◆ Stored data ◆
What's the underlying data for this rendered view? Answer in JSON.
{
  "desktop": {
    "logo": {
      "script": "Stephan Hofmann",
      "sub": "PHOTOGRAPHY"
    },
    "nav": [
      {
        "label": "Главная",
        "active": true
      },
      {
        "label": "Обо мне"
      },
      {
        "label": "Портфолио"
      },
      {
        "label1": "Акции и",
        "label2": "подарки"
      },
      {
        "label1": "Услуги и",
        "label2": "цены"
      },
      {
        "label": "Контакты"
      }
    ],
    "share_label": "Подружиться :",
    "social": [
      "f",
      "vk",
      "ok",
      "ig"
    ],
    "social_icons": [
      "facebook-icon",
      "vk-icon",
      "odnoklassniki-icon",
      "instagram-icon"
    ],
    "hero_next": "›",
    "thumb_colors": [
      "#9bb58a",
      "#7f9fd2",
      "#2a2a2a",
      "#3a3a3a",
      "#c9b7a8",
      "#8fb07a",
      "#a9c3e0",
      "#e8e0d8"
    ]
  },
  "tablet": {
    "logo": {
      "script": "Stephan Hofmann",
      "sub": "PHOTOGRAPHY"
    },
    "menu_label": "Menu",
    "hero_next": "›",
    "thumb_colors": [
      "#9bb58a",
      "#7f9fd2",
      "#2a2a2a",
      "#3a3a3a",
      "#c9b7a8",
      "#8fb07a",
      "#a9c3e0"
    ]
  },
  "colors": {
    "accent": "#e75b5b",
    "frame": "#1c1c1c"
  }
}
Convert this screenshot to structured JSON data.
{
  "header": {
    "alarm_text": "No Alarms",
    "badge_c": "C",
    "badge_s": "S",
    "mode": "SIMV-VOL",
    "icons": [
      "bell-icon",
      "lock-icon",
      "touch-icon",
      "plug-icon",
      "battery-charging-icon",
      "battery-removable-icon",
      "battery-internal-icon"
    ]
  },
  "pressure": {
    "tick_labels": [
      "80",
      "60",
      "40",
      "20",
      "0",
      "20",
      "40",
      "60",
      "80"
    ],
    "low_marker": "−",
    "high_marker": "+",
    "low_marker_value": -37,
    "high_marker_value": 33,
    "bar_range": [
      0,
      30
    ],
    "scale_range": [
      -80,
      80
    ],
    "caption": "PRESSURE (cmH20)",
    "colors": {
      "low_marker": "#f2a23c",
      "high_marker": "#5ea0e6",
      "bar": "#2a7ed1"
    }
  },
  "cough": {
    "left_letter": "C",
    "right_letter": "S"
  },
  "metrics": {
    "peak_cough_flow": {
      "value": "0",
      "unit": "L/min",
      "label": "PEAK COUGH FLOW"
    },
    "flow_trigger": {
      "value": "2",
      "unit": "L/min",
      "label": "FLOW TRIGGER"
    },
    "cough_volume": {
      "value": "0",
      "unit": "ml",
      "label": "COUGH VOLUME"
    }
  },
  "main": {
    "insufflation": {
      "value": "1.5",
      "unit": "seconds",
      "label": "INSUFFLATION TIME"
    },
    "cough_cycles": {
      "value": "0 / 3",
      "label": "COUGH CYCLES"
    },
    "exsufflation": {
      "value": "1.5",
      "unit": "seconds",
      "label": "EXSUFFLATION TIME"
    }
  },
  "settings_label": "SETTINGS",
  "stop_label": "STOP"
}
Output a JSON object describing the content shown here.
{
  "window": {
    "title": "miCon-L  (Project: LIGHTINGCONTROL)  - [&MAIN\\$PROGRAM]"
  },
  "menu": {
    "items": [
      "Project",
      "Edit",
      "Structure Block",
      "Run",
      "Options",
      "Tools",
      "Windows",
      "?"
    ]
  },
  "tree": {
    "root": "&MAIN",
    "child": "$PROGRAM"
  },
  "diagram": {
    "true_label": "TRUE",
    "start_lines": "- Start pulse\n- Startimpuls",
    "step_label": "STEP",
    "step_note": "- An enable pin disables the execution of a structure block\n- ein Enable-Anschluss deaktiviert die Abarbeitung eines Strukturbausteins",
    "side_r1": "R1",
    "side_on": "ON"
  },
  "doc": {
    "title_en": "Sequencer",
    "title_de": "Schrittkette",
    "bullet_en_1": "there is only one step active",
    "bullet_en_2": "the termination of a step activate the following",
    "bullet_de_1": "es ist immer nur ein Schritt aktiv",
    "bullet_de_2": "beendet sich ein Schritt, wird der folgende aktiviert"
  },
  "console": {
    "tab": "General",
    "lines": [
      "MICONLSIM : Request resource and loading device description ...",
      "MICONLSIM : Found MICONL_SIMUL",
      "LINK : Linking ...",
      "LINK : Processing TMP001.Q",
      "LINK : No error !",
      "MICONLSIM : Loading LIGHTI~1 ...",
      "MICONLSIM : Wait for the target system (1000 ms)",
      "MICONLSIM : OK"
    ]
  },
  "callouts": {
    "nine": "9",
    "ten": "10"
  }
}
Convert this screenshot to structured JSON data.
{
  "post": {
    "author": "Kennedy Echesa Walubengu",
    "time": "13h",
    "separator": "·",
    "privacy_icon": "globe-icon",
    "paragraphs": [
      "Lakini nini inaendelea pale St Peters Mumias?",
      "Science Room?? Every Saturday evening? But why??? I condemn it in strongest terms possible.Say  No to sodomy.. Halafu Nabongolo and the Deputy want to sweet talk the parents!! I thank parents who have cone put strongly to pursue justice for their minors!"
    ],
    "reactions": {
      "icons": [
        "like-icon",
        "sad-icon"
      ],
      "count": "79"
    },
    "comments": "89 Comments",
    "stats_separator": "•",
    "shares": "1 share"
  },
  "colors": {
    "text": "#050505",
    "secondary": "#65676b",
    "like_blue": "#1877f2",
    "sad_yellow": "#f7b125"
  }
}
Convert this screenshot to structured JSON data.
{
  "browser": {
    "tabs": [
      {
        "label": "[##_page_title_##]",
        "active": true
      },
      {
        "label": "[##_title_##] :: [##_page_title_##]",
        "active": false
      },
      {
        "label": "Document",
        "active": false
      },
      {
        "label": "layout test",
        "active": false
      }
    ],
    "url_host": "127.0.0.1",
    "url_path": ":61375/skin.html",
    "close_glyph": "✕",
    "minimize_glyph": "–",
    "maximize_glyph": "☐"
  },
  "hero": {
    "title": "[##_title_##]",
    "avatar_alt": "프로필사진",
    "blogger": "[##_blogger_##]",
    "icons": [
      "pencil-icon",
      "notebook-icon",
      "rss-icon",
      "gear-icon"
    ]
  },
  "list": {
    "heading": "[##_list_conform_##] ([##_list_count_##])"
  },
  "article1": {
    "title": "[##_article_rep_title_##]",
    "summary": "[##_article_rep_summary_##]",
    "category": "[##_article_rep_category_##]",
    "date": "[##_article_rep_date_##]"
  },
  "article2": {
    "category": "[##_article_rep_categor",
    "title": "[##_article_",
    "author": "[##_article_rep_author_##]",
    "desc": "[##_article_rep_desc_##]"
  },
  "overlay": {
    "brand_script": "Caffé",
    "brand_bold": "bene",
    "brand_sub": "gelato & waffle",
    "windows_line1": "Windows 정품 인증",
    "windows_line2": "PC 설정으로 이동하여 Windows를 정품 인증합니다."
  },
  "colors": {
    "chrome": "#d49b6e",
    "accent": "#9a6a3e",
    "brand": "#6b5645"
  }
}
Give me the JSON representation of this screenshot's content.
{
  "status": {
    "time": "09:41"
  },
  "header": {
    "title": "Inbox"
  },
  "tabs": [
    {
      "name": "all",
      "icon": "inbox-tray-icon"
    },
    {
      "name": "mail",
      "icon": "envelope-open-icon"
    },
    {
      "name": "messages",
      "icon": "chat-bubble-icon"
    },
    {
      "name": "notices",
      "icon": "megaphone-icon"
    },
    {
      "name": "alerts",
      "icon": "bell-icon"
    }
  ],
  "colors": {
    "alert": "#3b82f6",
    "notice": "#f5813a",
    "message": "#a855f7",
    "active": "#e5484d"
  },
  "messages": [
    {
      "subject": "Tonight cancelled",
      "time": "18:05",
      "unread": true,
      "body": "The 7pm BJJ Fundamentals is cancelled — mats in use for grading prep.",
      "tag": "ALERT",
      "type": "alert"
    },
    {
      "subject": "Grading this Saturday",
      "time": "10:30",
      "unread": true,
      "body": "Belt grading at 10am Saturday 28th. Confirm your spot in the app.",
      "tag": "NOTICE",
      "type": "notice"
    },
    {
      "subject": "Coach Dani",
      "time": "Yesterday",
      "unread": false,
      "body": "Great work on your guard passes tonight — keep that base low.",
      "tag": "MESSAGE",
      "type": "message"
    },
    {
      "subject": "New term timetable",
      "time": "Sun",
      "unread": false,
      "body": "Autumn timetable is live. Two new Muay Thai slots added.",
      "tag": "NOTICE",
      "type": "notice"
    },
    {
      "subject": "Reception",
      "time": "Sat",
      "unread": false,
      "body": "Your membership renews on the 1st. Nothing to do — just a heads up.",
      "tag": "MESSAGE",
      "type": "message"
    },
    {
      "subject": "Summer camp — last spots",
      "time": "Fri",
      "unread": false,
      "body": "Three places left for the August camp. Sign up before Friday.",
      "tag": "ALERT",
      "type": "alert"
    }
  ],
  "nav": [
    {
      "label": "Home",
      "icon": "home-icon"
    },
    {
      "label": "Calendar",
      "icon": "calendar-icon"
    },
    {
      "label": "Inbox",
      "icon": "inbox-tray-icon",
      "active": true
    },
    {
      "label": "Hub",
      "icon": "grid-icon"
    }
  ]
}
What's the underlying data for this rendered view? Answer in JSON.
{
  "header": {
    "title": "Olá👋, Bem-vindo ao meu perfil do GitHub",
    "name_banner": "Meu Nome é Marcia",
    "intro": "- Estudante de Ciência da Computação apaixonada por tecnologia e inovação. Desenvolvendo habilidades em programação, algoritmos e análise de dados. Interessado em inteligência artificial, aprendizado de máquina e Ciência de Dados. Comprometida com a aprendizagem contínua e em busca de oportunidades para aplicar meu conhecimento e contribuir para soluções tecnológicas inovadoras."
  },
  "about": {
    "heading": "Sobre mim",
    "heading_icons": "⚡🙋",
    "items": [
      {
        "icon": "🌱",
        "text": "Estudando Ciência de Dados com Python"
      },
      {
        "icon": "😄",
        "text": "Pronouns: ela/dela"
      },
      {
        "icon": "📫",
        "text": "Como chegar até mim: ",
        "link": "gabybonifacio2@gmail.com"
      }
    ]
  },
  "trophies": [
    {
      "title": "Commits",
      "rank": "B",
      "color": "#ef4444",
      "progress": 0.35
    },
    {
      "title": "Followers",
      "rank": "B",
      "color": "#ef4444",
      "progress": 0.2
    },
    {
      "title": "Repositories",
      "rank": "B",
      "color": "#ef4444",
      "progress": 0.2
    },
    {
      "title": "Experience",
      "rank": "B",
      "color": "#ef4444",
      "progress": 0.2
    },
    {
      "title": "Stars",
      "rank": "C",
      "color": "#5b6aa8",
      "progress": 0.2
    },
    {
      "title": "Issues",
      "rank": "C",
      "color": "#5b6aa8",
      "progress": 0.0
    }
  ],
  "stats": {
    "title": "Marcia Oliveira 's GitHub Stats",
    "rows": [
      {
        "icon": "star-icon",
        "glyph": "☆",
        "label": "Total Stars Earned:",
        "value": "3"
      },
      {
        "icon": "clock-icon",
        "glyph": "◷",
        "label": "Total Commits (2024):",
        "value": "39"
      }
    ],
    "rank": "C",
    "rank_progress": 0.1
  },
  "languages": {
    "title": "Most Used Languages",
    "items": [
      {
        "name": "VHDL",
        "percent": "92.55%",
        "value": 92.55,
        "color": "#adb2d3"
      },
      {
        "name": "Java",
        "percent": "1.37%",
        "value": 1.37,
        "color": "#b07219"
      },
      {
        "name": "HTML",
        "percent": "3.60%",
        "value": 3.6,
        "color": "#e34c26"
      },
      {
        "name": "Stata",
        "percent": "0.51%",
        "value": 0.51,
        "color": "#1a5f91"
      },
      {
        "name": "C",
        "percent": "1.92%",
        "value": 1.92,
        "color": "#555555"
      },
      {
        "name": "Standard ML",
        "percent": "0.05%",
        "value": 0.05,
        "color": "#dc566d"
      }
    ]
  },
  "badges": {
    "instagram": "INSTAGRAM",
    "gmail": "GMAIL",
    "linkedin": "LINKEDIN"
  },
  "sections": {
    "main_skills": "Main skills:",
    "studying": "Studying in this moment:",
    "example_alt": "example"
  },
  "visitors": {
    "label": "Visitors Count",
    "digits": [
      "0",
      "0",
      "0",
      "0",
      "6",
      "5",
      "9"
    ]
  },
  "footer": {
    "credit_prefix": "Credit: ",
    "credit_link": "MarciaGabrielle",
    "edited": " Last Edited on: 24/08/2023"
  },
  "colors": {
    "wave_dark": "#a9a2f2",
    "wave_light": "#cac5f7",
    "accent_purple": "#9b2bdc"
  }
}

◆ Exercise requirements ◆
Note each line of the entries that has "camp" in it, and copy those lines.

◆ Full solution ◆
      "subject": "Summer camp — last spots",
      "body": "Three places left for the August camp. Sign up before Friday.",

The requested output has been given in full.